---------- Data rows
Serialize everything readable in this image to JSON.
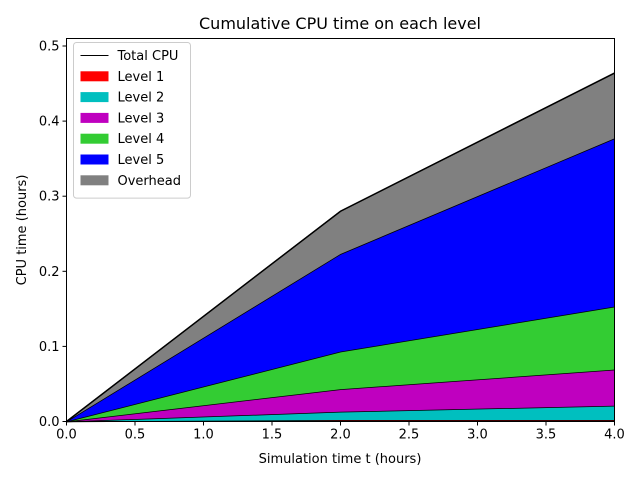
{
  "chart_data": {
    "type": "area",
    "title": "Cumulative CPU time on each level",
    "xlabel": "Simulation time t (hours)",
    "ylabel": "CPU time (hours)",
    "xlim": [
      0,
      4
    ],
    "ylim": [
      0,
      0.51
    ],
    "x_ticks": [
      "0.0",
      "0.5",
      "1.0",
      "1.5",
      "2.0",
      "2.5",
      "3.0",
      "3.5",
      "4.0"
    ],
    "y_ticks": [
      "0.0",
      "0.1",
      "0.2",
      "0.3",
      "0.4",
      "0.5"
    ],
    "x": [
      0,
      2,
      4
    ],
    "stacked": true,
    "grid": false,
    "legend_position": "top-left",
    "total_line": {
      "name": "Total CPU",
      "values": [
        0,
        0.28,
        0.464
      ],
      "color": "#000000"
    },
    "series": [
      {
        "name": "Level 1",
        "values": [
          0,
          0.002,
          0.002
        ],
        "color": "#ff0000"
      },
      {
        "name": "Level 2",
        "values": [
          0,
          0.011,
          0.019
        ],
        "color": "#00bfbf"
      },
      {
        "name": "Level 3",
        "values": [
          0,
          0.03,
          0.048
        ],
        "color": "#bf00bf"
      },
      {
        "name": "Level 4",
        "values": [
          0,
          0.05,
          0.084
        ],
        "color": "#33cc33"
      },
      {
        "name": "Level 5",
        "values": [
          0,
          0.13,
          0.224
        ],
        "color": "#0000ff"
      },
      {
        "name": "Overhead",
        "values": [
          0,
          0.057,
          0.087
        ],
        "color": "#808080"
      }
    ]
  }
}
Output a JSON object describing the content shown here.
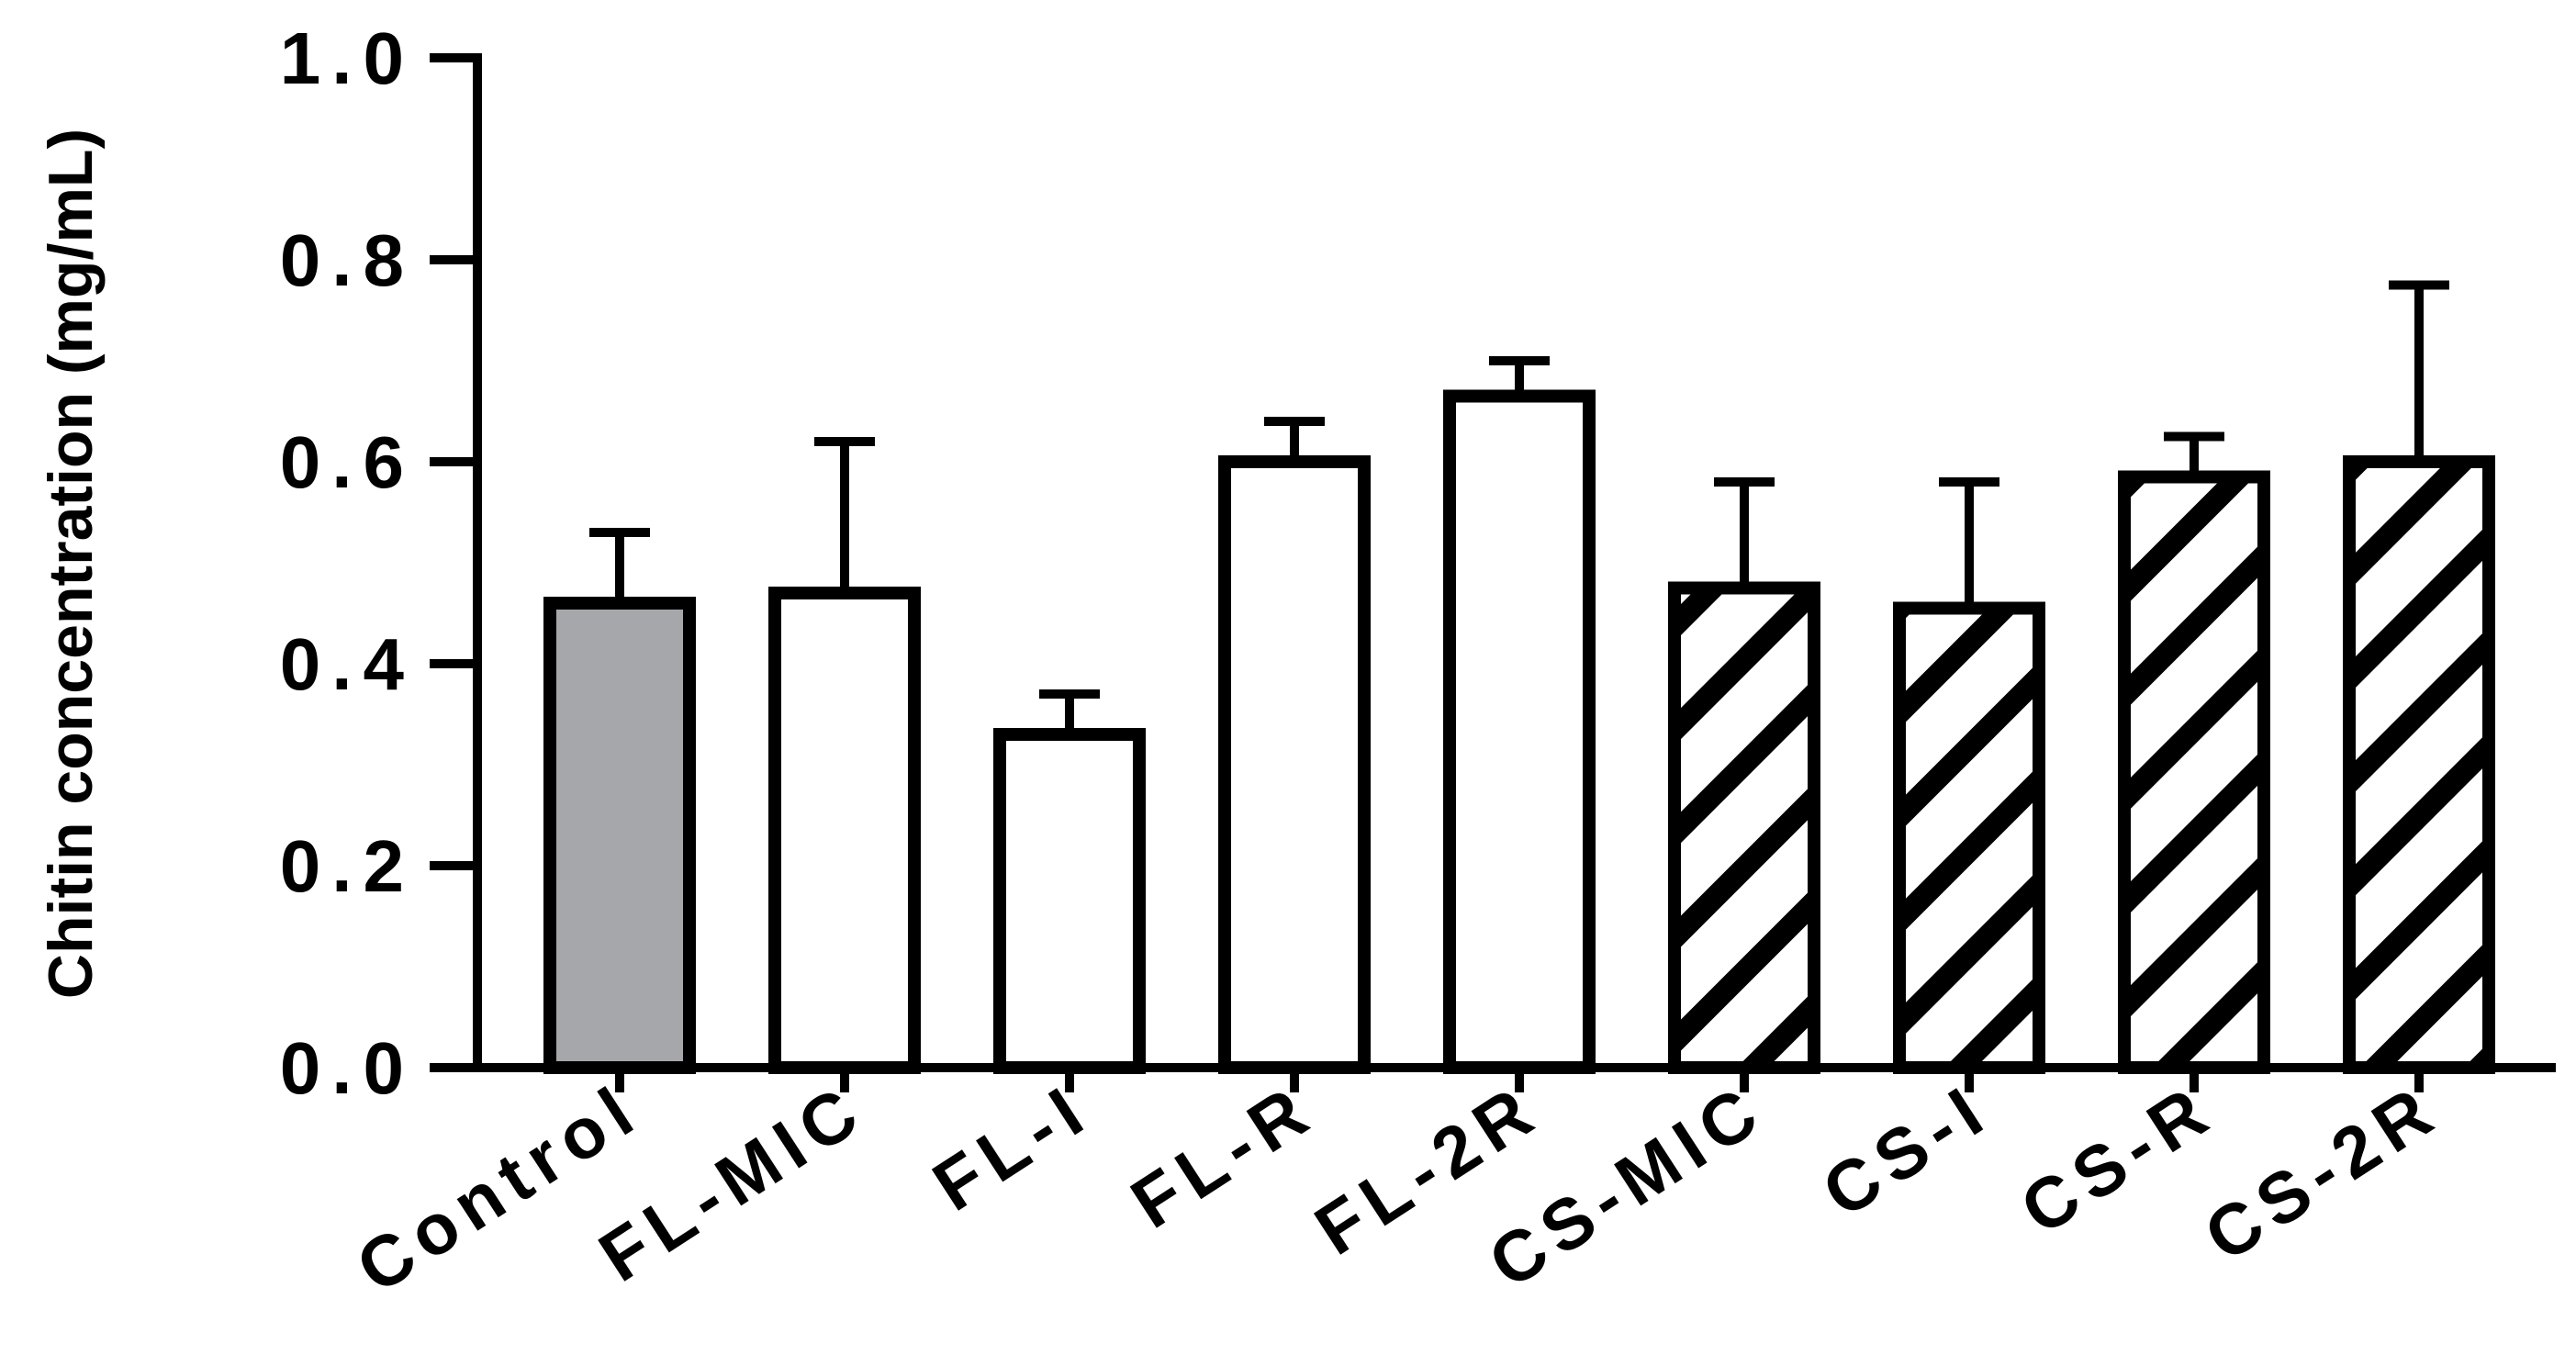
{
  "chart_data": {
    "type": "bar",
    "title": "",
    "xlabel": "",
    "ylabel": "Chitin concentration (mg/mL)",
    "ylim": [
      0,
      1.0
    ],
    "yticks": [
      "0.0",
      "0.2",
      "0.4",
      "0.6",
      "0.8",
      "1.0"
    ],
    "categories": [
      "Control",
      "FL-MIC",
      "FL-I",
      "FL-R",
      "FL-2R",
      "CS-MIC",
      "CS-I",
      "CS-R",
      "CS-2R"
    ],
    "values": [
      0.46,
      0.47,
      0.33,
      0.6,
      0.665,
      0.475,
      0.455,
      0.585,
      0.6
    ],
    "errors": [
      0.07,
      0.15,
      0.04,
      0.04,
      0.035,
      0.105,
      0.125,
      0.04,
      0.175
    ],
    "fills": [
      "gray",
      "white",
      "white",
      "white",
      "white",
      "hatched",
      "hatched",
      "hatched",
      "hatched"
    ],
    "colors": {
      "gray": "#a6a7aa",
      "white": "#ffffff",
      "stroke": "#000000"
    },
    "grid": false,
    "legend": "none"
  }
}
--------------------
Exercise. Write out each line of the data that holds the string "ylabel".

Response to this task.
    "ylabel": "CPU time (hours)",
    "ylabel": "Chitin concentration (mg/mL)",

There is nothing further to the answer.